Repeat the material in full. Keep every line exactly as it is.
## START Data shown
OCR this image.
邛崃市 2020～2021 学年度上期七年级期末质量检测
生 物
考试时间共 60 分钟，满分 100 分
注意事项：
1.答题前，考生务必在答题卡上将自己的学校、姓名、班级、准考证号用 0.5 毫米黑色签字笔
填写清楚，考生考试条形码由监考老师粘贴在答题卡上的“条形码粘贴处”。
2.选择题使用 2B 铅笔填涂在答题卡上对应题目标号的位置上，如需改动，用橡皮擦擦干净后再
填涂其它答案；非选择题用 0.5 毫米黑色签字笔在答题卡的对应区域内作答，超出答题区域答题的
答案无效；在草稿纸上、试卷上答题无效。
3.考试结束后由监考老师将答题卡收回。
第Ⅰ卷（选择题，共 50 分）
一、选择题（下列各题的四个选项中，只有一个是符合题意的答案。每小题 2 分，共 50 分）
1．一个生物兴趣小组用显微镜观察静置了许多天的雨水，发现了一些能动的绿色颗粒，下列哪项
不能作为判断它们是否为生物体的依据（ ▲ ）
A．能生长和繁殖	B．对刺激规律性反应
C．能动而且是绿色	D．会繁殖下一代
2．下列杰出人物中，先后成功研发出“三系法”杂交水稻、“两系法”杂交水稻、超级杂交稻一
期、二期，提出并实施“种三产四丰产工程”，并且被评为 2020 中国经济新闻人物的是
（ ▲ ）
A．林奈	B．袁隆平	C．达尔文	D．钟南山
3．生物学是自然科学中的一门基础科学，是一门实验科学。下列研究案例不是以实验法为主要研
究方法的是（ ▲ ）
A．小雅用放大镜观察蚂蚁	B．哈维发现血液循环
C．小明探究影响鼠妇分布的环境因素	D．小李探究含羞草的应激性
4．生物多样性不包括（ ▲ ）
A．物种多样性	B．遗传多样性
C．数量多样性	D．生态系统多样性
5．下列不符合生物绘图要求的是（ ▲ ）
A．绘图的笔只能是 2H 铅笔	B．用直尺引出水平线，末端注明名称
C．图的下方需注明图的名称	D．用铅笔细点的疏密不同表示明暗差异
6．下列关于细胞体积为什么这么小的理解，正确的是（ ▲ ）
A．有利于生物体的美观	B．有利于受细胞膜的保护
## END Data shown
* _The completed task_
OCR this image.
邛崃市 2020～2021 学年度上期七年级期末质量检测
生 物
考试时间共 60 分钟，满分 100 分
注意事项：
1.答题前，考生务必在答题卡上将自己的学校、姓名、班级、准考证号用 0.5 毫米黑色签字笔
填写清楚，考生考试条形码由监考老师粘贴在答题卡上的“条形码粘贴处”。
2.选择题使用 2B 铅笔填涂在答题卡上对应题目标号的位置上，如需改动，用橡皮擦擦干净后再
填涂其它答案；非选择题用 0.5 毫米黑色签字笔在答题卡的对应区域内作答，超出答题区域答题的
答案无效；在草稿纸上、试卷上答题无效。
3.考试结束后由监考老师将答题卡收回。
第Ⅰ卷（选择题，共 50 分）
一、选择题（下列各题的四个选项中，只有一个是符合题意的答案。每小题 2 分，共 50 分）
1．一个生物兴趣小组用显微镜观察静置了许多天的雨水，发现了一些能动的绿色颗粒，下列哪项
不能作为判断它们是否为生物体的依据（ ▲ ）
A．能生长和繁殖	B．对刺激规律性反应
C．能动而且是绿色	D．会繁殖下一代
2．下列杰出人物中，先后成功研发出“三系法”杂交水稻、“两系法”杂交水稻、超级杂交稻一
期、二期，提出并实施“种三产四丰产工程”，并且被评为 2020 中国经济新闻人物的是
（ ▲ ）
A．林奈	B．袁隆平	C．达尔文	D．钟南山
3．生物学是自然科学中的一门基础科学，是一门实验科学。下列研究案例不是以实验法为主要研
究方法的是（ ▲ ）
A．小雅用放大镜观察蚂蚁	B．哈维发现血液循环
C．小明探究影响鼠妇分布的环境因素	D．小李探究含羞草的应激性
4．生物多样性不包括（ ▲ ）
A．物种多样性	B．遗传多样性
C．数量多样性	D．生态系统多样性
5．下列不符合生物绘图要求的是（ ▲ ）
A．绘图的笔只能是 2H 铅笔	B．用直尺引出水平线，末端注明名称
C．图的下方需注明图的名称	D．用铅笔细点的疏密不同表示明暗差异
6．下列关于细胞体积为什么这么小的理解，正确的是（ ▲ ）
A．有利于生物体的美观	B．有利于受细胞膜的保护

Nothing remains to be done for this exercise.